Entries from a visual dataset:
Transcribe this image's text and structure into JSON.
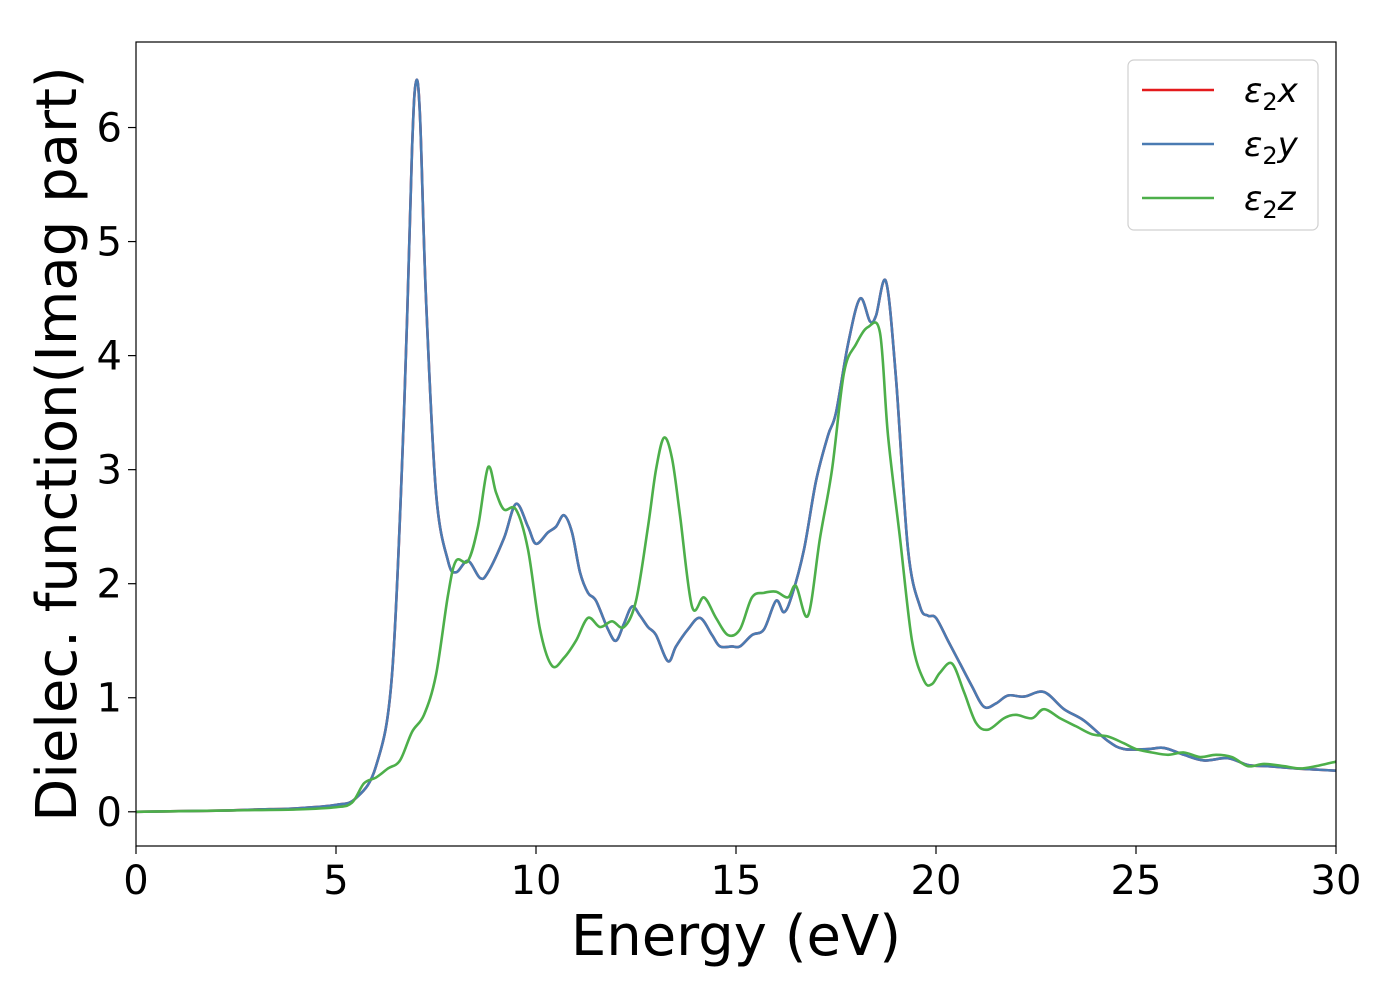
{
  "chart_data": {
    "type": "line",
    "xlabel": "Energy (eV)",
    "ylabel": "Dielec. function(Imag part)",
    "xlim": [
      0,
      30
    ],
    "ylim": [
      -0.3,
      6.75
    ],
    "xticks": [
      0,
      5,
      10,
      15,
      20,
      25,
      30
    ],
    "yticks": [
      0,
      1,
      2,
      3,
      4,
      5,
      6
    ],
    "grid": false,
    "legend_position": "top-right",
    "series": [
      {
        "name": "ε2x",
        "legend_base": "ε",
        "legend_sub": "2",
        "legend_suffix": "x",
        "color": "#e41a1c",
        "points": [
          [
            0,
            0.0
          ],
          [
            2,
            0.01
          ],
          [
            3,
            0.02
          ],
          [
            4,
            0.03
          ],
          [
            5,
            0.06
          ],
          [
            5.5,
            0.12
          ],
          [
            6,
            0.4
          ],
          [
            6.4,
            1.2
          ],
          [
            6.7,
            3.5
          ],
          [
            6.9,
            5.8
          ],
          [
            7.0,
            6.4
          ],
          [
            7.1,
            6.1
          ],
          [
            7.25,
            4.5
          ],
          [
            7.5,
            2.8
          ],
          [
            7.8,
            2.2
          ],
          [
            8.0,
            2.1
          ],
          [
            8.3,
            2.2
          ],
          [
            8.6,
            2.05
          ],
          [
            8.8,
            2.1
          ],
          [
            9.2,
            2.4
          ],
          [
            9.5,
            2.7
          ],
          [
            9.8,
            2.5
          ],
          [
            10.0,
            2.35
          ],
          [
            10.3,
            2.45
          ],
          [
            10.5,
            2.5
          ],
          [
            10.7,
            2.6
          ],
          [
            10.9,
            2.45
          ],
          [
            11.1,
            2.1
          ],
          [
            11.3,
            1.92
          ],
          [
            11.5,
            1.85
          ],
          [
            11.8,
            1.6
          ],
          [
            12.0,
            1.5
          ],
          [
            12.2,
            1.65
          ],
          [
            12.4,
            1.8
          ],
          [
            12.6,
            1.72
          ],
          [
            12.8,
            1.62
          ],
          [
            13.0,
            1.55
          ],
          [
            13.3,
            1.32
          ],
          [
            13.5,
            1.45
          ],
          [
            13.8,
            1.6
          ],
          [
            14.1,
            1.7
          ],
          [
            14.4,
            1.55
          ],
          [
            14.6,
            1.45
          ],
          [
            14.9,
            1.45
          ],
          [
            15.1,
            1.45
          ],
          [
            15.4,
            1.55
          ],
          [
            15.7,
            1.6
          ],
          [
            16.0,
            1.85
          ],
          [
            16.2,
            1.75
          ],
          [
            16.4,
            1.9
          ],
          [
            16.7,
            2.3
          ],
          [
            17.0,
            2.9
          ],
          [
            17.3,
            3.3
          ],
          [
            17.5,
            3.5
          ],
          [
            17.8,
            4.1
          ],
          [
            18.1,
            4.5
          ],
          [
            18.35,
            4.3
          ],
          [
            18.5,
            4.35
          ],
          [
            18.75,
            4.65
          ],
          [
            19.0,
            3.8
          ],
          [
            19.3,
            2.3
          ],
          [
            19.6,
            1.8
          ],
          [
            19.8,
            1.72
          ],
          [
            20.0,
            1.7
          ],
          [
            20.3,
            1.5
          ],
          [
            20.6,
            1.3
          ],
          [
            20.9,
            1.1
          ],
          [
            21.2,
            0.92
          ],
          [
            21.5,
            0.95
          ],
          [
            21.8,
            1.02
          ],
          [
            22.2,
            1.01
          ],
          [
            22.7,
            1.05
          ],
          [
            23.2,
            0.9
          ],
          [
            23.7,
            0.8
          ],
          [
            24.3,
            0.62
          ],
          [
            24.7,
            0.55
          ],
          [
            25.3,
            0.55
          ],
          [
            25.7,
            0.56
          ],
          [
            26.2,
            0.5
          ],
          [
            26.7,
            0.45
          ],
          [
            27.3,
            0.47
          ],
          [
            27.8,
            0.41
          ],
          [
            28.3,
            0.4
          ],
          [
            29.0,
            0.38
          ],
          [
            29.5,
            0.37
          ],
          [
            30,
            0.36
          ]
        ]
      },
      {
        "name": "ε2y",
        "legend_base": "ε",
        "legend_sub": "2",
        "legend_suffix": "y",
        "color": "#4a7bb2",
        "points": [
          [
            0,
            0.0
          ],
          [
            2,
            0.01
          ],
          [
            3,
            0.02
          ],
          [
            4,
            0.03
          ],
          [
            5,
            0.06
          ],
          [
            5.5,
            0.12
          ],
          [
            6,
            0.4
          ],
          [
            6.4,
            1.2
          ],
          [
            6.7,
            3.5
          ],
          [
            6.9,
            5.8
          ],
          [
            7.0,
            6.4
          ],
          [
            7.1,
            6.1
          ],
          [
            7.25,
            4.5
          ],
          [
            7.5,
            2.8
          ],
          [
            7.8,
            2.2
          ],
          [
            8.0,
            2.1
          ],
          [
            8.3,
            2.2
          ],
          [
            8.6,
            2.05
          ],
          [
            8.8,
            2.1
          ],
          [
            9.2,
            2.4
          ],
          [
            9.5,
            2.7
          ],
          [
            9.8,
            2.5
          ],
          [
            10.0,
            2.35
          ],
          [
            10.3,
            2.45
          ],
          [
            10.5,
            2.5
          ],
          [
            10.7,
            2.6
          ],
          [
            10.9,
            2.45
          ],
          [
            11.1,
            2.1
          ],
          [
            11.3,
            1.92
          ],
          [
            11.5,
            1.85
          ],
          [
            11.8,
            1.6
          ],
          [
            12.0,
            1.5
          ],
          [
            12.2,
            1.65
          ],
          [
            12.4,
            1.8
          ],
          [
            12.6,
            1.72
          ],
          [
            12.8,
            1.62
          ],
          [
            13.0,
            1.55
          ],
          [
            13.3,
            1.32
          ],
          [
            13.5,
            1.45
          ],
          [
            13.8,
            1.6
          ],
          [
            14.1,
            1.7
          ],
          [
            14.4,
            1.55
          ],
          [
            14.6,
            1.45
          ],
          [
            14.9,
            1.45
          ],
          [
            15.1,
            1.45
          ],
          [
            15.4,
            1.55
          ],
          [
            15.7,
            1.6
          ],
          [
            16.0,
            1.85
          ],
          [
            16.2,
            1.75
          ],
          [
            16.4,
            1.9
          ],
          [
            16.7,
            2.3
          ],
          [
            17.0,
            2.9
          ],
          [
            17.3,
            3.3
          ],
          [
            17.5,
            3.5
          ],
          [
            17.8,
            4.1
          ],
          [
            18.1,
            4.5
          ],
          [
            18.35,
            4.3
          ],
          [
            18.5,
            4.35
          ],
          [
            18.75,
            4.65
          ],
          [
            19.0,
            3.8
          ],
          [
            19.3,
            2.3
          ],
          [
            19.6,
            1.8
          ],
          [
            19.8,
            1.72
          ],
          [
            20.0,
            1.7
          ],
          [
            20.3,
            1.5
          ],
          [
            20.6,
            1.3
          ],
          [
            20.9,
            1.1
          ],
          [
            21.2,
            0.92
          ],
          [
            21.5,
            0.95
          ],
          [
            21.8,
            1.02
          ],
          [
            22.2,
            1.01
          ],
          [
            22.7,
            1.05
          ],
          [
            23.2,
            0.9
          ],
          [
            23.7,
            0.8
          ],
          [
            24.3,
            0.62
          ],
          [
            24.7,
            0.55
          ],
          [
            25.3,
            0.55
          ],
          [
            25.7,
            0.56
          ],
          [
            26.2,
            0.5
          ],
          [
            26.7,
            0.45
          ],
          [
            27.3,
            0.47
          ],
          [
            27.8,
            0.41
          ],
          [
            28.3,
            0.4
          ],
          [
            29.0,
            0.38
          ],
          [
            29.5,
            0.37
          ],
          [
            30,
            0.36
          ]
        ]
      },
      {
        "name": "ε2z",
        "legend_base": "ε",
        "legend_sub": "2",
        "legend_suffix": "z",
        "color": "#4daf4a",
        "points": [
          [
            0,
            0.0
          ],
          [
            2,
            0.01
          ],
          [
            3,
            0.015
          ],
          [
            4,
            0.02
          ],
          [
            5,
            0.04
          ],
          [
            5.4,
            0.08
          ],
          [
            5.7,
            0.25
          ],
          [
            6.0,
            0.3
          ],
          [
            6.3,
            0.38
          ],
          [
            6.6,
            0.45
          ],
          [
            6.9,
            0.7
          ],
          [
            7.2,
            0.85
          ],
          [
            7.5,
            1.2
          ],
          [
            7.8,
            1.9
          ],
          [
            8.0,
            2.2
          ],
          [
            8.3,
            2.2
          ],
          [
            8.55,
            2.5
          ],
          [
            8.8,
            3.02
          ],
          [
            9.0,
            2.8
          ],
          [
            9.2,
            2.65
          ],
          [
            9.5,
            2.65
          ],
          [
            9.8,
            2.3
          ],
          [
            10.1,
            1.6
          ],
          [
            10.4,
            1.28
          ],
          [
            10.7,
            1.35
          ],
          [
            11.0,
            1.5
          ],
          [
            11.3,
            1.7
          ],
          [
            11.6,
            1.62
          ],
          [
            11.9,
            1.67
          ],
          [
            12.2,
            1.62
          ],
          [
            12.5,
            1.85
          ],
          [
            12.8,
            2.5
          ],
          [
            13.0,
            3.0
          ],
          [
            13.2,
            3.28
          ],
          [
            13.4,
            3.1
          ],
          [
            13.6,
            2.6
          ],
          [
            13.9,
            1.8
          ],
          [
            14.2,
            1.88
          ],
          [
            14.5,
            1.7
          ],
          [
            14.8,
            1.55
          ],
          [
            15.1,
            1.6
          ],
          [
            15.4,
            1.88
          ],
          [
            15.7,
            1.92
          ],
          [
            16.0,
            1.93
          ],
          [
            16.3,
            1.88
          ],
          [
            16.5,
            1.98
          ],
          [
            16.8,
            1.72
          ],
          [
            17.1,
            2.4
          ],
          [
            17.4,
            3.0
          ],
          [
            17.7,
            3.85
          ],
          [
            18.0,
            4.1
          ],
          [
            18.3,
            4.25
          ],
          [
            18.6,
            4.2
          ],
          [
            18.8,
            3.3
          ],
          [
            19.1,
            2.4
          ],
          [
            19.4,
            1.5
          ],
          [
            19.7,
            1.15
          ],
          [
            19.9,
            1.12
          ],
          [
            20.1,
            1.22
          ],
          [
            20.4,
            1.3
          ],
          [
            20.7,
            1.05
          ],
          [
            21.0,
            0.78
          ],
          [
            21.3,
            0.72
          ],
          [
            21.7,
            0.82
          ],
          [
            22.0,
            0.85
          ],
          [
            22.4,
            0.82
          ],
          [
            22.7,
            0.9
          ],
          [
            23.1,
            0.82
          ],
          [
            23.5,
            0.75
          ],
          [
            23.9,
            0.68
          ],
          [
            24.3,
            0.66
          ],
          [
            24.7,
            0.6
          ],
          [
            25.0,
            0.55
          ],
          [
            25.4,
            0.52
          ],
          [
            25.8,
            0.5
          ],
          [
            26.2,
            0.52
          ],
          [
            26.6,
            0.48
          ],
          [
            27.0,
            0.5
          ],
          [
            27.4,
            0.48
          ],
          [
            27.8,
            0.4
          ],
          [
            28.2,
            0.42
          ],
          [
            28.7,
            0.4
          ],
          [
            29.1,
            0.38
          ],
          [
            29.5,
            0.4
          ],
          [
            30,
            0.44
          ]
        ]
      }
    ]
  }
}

> **THE TASK**
Where a line holds the string "color", copy that line.

> **SOLUTION FOR THIS PROBLEM**
        "color": "#e41a1c",
        "color": "#4a7bb2",
        "color": "#4daf4a",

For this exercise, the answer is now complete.